# [TASK DIRECTIONS]
Please update the items from the first line through the line with "selling-point: フロント&リアセンサー [409,320,539,334]", replacing "accessory-item" with "accessory-entry" and leaving the rest unchanged.

[Layout annotation records]
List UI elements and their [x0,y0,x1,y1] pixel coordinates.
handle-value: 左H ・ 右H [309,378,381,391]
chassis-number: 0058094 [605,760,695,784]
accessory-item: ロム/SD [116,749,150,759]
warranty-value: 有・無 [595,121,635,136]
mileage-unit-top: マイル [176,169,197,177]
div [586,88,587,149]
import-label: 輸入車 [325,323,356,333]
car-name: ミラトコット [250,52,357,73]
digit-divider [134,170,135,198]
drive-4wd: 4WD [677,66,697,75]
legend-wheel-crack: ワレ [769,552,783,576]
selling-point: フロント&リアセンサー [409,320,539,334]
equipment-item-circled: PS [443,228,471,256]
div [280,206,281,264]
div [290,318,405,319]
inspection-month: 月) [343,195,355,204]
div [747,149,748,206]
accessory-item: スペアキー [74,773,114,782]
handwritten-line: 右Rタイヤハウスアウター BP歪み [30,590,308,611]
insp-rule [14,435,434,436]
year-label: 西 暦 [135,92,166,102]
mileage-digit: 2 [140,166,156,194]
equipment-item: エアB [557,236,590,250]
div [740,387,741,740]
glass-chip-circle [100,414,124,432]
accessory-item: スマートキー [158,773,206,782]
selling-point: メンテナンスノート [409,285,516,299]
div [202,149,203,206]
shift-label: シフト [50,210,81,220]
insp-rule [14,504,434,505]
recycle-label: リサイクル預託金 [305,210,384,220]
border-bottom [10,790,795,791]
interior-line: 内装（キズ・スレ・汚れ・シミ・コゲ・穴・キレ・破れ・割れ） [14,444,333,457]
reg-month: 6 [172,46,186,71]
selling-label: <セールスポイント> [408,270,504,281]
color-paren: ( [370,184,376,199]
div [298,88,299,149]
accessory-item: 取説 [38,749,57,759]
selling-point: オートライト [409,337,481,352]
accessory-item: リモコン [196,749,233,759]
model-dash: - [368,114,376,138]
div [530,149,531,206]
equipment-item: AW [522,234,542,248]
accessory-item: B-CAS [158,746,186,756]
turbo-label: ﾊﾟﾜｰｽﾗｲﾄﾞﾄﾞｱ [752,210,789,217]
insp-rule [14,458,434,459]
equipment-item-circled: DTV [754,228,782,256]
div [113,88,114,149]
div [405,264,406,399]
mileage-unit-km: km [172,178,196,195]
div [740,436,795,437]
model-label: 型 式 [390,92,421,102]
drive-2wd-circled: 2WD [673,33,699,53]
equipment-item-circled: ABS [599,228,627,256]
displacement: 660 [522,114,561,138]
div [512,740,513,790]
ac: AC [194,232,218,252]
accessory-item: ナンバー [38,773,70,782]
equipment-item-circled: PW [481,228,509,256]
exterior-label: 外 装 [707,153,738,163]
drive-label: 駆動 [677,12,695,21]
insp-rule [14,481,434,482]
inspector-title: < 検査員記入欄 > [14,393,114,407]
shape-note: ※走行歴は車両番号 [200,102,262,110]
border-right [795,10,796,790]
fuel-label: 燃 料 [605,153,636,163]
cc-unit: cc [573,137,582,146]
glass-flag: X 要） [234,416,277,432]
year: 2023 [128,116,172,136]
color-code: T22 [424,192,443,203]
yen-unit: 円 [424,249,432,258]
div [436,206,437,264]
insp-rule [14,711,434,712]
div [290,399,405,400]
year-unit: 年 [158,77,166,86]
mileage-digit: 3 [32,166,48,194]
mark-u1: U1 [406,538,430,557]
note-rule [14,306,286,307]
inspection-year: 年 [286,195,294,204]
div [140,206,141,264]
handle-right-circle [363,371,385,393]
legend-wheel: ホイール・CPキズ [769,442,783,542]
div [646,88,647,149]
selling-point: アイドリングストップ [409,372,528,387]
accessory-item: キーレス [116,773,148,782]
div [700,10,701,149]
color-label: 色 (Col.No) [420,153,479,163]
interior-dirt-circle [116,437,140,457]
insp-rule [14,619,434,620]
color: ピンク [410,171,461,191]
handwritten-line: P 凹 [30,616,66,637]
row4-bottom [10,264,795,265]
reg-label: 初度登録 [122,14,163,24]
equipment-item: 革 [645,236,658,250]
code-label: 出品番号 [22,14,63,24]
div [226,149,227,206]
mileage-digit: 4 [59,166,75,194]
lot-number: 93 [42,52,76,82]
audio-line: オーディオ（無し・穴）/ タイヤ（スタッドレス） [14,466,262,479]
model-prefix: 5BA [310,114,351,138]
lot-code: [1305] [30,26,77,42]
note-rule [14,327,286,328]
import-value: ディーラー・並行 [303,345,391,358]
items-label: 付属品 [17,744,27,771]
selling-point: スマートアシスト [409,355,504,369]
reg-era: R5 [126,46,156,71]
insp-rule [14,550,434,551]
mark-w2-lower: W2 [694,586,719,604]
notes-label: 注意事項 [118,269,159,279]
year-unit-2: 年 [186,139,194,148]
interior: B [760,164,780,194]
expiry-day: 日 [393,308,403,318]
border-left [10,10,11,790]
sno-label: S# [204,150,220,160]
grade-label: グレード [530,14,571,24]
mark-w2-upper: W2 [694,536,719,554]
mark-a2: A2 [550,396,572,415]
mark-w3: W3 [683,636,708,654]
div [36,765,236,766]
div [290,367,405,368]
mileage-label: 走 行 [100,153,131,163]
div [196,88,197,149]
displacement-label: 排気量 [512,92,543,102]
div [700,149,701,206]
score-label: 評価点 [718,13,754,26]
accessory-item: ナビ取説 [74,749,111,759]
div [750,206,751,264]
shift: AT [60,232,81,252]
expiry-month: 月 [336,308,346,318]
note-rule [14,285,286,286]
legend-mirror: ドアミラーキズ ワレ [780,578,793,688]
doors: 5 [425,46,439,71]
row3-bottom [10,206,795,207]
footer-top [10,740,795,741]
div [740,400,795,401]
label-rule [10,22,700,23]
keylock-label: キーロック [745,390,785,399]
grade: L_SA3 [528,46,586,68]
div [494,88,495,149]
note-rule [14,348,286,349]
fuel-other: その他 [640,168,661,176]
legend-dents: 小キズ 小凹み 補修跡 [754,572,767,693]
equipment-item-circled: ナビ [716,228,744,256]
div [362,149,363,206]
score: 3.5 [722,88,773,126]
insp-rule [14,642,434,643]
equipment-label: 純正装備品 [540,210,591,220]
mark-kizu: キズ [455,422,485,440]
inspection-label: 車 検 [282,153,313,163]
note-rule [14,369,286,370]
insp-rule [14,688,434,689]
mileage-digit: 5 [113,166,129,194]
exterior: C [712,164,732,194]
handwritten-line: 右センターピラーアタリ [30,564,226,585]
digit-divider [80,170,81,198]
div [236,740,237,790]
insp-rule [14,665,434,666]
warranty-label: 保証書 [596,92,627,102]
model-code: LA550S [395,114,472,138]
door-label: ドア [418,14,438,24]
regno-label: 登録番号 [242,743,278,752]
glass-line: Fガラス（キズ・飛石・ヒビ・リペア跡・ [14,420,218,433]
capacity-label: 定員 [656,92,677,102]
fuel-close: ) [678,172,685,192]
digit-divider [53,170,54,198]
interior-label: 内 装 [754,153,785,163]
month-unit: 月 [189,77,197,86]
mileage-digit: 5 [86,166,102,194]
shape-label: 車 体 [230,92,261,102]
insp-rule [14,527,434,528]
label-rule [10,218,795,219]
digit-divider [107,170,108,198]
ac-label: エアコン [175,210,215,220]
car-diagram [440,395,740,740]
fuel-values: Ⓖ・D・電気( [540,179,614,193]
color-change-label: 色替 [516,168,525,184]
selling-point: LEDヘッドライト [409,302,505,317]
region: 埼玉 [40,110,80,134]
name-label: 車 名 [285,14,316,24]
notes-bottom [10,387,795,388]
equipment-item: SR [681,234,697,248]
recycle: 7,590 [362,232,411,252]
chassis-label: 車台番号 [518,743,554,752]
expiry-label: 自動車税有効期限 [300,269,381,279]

# [WRITTEN RESPONSE]
List UI elements and their [x0,y0,x1,y1] pixel coordinates.
handle-value: 左H ・ 右H [309,378,381,391]
chassis-number: 0058094 [605,760,695,784]
accessory-entry: ロム/SD [116,749,150,759]
warranty-value: 有・無 [595,121,635,136]
mileage-unit-top: マイル [176,169,197,177]
div [586,88,587,149]
import-label: 輸入車 [325,323,356,333]
car-name: ミラトコット [250,52,357,73]
digit-divider [134,170,135,198]
drive-4wd: 4WD [677,66,697,75]
legend-wheel-crack: ワレ [769,552,783,576]
selling-point: フロント&リアセンサー [409,320,539,334]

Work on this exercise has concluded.